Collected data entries
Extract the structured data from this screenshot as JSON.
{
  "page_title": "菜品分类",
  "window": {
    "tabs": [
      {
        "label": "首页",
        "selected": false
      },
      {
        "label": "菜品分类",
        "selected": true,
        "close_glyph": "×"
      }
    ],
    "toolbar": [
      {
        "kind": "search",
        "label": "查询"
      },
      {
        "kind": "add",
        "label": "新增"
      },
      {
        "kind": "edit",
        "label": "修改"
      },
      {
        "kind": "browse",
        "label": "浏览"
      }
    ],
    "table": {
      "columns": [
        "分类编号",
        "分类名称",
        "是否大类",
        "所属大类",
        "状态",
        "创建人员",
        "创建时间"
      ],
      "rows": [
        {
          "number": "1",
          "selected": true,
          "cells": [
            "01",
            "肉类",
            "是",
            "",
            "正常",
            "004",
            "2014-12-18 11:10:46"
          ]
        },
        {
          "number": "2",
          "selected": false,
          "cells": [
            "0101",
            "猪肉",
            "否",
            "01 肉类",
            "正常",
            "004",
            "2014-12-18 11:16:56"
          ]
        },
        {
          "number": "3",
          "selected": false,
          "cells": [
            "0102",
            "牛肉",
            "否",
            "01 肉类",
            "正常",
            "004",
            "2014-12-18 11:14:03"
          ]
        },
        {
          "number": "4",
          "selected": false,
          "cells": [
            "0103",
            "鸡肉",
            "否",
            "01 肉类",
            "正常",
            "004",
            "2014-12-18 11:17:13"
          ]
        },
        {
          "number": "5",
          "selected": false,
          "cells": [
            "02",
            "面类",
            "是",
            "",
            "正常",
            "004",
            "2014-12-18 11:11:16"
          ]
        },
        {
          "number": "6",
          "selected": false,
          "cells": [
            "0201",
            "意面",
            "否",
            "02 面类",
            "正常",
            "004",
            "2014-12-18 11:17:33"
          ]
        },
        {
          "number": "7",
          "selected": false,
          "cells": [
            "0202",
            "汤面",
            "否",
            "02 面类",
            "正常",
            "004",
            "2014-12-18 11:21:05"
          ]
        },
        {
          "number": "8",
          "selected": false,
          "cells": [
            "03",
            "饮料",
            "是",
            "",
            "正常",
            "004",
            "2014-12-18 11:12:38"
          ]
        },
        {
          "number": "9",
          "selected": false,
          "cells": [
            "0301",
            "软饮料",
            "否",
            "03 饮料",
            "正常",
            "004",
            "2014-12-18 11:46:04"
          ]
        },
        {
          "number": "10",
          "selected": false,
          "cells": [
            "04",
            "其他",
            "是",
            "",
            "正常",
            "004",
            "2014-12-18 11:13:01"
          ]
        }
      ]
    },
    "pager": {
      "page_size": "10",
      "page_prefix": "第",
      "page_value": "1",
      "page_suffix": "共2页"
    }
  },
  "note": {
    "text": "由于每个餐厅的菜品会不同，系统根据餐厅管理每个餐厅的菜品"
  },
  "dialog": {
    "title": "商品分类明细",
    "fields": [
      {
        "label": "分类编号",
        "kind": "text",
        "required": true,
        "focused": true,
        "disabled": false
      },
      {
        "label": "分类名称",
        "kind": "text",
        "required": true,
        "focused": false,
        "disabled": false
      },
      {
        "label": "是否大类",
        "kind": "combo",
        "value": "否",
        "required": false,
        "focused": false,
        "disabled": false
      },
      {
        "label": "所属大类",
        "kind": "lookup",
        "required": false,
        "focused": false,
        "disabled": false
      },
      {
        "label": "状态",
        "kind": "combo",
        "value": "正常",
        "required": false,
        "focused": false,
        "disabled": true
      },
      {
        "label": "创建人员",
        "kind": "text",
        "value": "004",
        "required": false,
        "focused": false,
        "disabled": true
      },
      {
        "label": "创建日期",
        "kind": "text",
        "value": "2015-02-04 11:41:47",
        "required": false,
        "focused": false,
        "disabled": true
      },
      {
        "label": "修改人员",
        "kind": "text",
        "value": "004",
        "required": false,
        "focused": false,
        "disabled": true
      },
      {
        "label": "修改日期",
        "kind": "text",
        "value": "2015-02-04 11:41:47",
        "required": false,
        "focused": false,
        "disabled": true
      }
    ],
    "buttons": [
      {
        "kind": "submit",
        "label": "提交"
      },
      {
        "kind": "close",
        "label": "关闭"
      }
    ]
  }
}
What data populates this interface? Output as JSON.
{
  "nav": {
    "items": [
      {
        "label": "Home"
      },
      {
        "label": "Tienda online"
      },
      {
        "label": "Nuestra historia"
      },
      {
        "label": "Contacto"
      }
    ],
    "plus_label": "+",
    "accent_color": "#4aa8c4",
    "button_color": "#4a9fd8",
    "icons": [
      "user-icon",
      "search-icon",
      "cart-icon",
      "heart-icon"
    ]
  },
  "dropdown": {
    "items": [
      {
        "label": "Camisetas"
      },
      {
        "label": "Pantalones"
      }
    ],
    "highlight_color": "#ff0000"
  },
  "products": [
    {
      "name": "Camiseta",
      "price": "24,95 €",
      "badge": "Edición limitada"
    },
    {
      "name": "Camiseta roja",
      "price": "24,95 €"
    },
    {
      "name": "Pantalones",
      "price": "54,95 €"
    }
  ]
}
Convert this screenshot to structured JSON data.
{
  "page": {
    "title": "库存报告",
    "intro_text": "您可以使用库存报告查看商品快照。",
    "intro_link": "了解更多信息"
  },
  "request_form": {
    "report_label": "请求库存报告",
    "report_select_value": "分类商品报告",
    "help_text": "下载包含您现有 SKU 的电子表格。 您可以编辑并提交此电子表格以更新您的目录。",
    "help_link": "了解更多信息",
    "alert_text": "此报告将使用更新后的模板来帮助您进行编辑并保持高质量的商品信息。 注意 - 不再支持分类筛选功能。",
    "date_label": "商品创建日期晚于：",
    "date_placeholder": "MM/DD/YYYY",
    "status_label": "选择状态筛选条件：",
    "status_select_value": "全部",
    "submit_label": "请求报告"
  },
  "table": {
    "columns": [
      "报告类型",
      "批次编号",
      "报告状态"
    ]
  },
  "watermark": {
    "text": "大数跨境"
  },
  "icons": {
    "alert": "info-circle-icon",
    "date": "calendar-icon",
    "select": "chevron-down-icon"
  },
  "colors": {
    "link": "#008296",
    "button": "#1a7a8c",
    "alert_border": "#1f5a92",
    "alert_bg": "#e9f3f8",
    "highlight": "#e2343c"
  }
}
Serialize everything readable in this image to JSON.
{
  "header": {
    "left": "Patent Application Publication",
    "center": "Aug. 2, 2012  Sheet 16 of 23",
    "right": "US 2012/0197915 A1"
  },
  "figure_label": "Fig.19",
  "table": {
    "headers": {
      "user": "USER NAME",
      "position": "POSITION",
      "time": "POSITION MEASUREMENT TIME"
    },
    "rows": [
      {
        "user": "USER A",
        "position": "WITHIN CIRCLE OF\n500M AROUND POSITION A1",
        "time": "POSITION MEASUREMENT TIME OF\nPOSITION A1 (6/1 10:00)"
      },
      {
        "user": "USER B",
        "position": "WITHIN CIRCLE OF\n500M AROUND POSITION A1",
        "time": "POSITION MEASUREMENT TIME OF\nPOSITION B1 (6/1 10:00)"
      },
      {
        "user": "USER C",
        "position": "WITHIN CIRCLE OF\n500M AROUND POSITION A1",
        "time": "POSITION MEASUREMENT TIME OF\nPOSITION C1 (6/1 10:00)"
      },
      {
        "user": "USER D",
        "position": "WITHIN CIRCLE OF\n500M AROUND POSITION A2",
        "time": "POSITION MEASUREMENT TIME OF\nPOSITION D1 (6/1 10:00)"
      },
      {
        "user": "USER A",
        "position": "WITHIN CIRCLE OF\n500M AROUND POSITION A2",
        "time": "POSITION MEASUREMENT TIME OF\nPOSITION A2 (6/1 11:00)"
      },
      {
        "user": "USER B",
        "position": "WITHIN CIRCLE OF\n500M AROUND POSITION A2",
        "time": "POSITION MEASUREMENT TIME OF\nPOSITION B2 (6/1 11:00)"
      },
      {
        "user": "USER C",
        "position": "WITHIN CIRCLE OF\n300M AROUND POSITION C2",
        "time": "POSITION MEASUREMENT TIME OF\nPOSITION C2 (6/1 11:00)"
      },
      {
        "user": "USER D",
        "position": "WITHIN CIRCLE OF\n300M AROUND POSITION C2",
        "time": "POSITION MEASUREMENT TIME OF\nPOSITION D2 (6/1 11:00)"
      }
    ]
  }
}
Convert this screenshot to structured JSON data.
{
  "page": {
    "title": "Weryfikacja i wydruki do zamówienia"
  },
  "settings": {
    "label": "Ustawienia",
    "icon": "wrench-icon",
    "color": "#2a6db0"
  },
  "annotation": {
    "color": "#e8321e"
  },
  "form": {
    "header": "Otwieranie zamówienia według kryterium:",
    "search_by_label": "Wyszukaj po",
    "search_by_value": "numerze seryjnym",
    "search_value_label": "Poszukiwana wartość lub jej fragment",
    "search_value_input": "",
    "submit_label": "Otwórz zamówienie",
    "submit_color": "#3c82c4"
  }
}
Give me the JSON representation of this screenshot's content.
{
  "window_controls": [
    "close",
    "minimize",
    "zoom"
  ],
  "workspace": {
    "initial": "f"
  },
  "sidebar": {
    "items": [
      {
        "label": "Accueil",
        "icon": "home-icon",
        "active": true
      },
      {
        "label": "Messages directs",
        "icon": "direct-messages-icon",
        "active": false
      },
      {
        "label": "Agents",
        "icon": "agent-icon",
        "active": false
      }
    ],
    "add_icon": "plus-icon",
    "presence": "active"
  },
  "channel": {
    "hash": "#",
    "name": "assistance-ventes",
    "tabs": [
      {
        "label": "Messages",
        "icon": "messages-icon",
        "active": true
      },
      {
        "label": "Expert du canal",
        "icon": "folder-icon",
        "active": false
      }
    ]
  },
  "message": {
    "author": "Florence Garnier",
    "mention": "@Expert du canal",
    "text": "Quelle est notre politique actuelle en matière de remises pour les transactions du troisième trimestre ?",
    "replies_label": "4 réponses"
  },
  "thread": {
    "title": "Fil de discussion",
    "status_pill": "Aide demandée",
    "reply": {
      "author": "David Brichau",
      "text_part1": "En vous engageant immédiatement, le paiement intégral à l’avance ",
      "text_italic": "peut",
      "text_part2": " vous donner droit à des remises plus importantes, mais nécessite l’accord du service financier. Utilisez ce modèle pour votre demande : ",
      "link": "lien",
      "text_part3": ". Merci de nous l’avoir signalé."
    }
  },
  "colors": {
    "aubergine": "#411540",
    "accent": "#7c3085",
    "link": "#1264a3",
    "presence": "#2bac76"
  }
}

■ The exercise ■
Using the material above, report each line where "screenshot" occurs.

■ Correct answer ■
Extract the structured data from this screenshot as JSON.
Convert this screenshot to structured JSON data.
Convert this screenshot to structured JSON data.
Give me the JSON representation of this screenshot's content.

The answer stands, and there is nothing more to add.